◆ INSTRUCTIONS TO FOLLOW ◆
Will you print the material below without altering a single character?

Extracted data entries
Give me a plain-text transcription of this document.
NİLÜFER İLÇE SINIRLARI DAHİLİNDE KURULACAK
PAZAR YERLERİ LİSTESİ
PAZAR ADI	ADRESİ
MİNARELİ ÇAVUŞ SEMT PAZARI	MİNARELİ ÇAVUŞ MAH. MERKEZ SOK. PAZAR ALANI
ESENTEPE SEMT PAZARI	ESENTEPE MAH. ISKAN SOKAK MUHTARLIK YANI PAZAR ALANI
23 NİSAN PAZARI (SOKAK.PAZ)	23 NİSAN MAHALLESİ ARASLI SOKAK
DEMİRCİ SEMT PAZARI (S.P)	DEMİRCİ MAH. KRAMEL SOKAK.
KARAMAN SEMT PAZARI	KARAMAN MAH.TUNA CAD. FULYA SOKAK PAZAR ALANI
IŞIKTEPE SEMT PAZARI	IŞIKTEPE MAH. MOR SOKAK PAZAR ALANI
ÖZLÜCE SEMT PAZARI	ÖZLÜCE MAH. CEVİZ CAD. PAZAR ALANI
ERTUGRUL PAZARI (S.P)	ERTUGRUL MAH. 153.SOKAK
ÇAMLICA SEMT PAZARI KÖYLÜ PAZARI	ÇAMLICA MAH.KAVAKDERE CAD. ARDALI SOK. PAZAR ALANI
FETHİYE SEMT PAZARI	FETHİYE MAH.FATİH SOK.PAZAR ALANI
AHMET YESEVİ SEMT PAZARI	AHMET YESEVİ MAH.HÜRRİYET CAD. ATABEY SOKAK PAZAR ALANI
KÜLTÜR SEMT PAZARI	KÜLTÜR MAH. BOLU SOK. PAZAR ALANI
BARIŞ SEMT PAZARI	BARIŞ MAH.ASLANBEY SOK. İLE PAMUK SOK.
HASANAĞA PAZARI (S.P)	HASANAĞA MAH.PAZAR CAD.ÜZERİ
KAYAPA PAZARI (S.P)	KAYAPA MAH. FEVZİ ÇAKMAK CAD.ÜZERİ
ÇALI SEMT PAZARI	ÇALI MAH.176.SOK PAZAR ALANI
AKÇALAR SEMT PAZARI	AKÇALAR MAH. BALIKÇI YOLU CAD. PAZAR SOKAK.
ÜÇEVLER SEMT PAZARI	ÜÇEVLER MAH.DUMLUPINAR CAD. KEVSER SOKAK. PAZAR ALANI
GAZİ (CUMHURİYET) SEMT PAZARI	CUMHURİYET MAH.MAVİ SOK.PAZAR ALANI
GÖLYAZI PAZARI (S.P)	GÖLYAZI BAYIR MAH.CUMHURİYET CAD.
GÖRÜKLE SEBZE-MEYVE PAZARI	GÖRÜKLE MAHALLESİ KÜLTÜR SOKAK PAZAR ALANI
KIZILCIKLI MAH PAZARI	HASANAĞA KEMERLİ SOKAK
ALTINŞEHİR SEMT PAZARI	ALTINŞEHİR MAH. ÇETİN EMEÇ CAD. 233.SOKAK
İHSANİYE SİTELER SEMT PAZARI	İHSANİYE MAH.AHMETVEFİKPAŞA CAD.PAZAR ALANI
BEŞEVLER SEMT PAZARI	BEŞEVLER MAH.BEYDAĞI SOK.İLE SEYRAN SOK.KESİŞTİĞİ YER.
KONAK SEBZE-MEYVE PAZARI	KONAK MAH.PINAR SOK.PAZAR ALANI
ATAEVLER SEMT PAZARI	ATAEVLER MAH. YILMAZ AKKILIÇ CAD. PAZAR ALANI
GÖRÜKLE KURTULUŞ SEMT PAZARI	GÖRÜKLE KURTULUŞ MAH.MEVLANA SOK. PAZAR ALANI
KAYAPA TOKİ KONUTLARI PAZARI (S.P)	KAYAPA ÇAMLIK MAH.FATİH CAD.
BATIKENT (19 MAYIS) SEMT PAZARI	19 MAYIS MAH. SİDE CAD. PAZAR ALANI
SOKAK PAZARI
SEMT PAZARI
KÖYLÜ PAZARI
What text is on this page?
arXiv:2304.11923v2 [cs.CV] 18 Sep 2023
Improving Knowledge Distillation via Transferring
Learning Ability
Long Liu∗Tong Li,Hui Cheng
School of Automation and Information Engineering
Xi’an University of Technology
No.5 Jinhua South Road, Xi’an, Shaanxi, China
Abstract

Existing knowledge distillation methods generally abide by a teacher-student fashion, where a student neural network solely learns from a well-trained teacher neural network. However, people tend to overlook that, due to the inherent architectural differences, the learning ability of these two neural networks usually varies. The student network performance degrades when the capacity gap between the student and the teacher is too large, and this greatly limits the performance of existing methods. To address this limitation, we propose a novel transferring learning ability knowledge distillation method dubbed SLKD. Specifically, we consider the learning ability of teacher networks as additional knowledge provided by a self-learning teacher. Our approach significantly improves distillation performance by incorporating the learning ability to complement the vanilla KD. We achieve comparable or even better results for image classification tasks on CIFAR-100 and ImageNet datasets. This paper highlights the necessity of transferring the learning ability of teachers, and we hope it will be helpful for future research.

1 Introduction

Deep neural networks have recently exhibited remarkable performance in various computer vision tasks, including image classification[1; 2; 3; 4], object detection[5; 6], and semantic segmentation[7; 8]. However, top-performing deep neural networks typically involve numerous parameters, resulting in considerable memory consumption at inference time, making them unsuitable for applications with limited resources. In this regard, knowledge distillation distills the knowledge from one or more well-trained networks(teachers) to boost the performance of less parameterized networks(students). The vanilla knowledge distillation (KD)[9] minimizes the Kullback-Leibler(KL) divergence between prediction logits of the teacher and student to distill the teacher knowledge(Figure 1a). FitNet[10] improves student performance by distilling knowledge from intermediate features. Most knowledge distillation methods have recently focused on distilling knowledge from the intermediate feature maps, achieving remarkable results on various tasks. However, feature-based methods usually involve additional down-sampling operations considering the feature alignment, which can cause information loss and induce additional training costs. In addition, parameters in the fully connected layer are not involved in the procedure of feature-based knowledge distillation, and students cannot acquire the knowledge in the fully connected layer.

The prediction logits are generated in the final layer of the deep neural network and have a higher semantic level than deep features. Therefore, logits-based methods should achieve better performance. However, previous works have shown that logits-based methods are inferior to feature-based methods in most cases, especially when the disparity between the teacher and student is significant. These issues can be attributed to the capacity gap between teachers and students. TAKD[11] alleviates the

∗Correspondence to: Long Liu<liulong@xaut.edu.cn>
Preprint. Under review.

◆ SOLVED EXERCISE ◆
Give me a plain-text transcription of this document.
NİLÜFER İLÇE SINIRLARI DAHİLİNDE KURULACAK
PAZAR YERLERİ LİSTESİ
PAZAR ADI	ADRESİ
MİNARELİ ÇAVUŞ SEMT PAZARI	MİNARELİ ÇAVUŞ MAH. MERKEZ SOK. PAZAR ALANI
ESENTEPE SEMT PAZARI	ESENTEPE MAH. ISKAN SOKAK MUHTARLIK YANI PAZAR ALANI
23 NİSAN PAZARI (SOKAK.PAZ)	23 NİSAN MAHALLESİ ARASLI SOKAK
DEMİRCİ SEMT PAZARI (S.P)	DEMİRCİ MAH. KRAMEL SOKAK.
KARAMAN SEMT PAZARI	KARAMAN MAH.TUNA CAD. FULYA SOKAK PAZAR ALANI
IŞIKTEPE SEMT PAZARI	IŞIKTEPE MAH. MOR SOKAK PAZAR ALANI
ÖZLÜCE SEMT PAZARI	ÖZLÜCE MAH. CEVİZ CAD. PAZAR ALANI
ERTUGRUL PAZARI (S.P)	ERTUGRUL MAH. 153.SOKAK
ÇAMLICA SEMT PAZARI KÖYLÜ PAZARI	ÇAMLICA MAH.KAVAKDERE CAD. ARDALI SOK. PAZAR ALANI
FETHİYE SEMT PAZARI	FETHİYE MAH.FATİH SOK.PAZAR ALANI
AHMET YESEVİ SEMT PAZARI	AHMET YESEVİ MAH.HÜRRİYET CAD. ATABEY SOKAK PAZAR ALANI
KÜLTÜR SEMT PAZARI	KÜLTÜR MAH. BOLU SOK. PAZAR ALANI
BARIŞ SEMT PAZARI	BARIŞ MAH.ASLANBEY SOK. İLE PAMUK SOK.
HASANAĞA PAZARI (S.P)	HASANAĞA MAH.PAZAR CAD.ÜZERİ
KAYAPA PAZARI (S.P)	KAYAPA MAH. FEVZİ ÇAKMAK CAD.ÜZERİ
ÇALI SEMT PAZARI	ÇALI MAH.176.SOK PAZAR ALANI
AKÇALAR SEMT PAZARI	AKÇALAR MAH. BALIKÇI YOLU CAD. PAZAR SOKAK.
ÜÇEVLER SEMT PAZARI	ÜÇEVLER MAH.DUMLUPINAR CAD. KEVSER SOKAK. PAZAR ALANI
GAZİ (CUMHURİYET) SEMT PAZARI	CUMHURİYET MAH.MAVİ SOK.PAZAR ALANI
GÖLYAZI PAZARI (S.P)	GÖLYAZI BAYIR MAH.CUMHURİYET CAD.
GÖRÜKLE SEBZE-MEYVE PAZARI	GÖRÜKLE MAHALLESİ KÜLTÜR SOKAK PAZAR ALANI
KIZILCIKLI MAH PAZARI	HASANAĞA KEMERLİ SOKAK
ALTINŞEHİR SEMT PAZARI	ALTINŞEHİR MAH. ÇETİN EMEÇ CAD. 233.SOKAK
İHSANİYE SİTELER SEMT PAZARI	İHSANİYE MAH.AHMETVEFİKPAŞA CAD.PAZAR ALANI
BEŞEVLER SEMT PAZARI	BEŞEVLER MAH.BEYDAĞI SOK.İLE SEYRAN SOK.KESİŞTİĞİ YER.
KONAK SEBZE-MEYVE PAZARI	KONAK MAH.PINAR SOK.PAZAR ALANI
ATAEVLER SEMT PAZARI	ATAEVLER MAH. YILMAZ AKKILIÇ CAD. PAZAR ALANI
GÖRÜKLE KURTULUŞ SEMT PAZARI	GÖRÜKLE KURTULUŞ MAH.MEVLANA SOK. PAZAR ALANI
KAYAPA TOKİ KONUTLARI PAZARI (S.P)	KAYAPA ÇAMLIK MAH.FATİH CAD.
BATIKENT (19 MAYIS) SEMT PAZARI	19 MAYIS MAH. SİDE CAD. PAZAR ALANI
SOKAK PAZARI
SEMT PAZARI
KÖYLÜ PAZARI
What text is on this page?
arXiv:2304.11923v2 [cs.CV] 18 Sep 2023
Improving Knowledge Distillation via Transferring
Learning Ability
Long Liu∗Tong Li,Hui Cheng
School of Automation and Information Engineering
Xi’an University of Technology
No.5 Jinhua South Road, Xi’an, Shaanxi, China
Abstract

Existing knowledge distillation methods generally abide by a teacher-student fashion, where a student neural network solely learns from a well-trained teacher neural network. However, people tend to overlook that, due to the inherent architectural differences, the learning ability of these two neural networks usually varies. The student network performance degrades when the capacity gap between the student and the teacher is too large, and this greatly limits the performance of existing methods. To address this limitation, we propose a novel transferring learning ability knowledge distillation method dubbed SLKD. Specifically, we consider the learning ability of teacher networks as additional knowledge provided by a self-learning teacher. Our approach significantly improves distillation performance by incorporating the learning ability to complement the vanilla KD. We achieve comparable or even better results for image classification tasks on CIFAR-100 and ImageNet datasets. This paper highlights the necessity of transferring the learning ability of teachers, and we hope it will be helpful for future research.

1 Introduction

Deep neural networks have recently exhibited remarkable performance in various computer vision tasks, including image classification[1; 2; 3; 4], object detection[5; 6], and semantic segmentation[7; 8]. However, top-performing deep neural networks typically involve numerous parameters, resulting in considerable memory consumption at inference time, making them unsuitable for applications with limited resources. In this regard, knowledge distillation distills the knowledge from one or more well-trained networks(teachers) to boost the performance of less parameterized networks(students). The vanilla knowledge distillation (KD)[9] minimizes the Kullback-Leibler(KL) divergence between prediction logits of the teacher and student to distill the teacher knowledge(Figure 1a). FitNet[10] improves student performance by distilling knowledge from intermediate features. Most knowledge distillation methods have recently focused on distilling knowledge from the intermediate feature maps, achieving remarkable results on various tasks. However, feature-based methods usually involve additional down-sampling operations considering the feature alignment, which can cause information loss and induce additional training costs. In addition, parameters in the fully connected layer are not involved in the procedure of feature-based knowledge distillation, and students cannot acquire the knowledge in the fully connected layer.

The prediction logits are generated in the final layer of the deep neural network and have a higher semantic level than deep features. Therefore, logits-based methods should achieve better performance. However, previous works have shown that logits-based methods are inferior to feature-based methods in most cases, especially when the disparity between the teacher and student is significant. These issues can be attributed to the capacity gap between teachers and students. TAKD[11] alleviates the

∗Correspondence to: Long Liu<liulong@xaut.edu.cn>
Preprint. Under review.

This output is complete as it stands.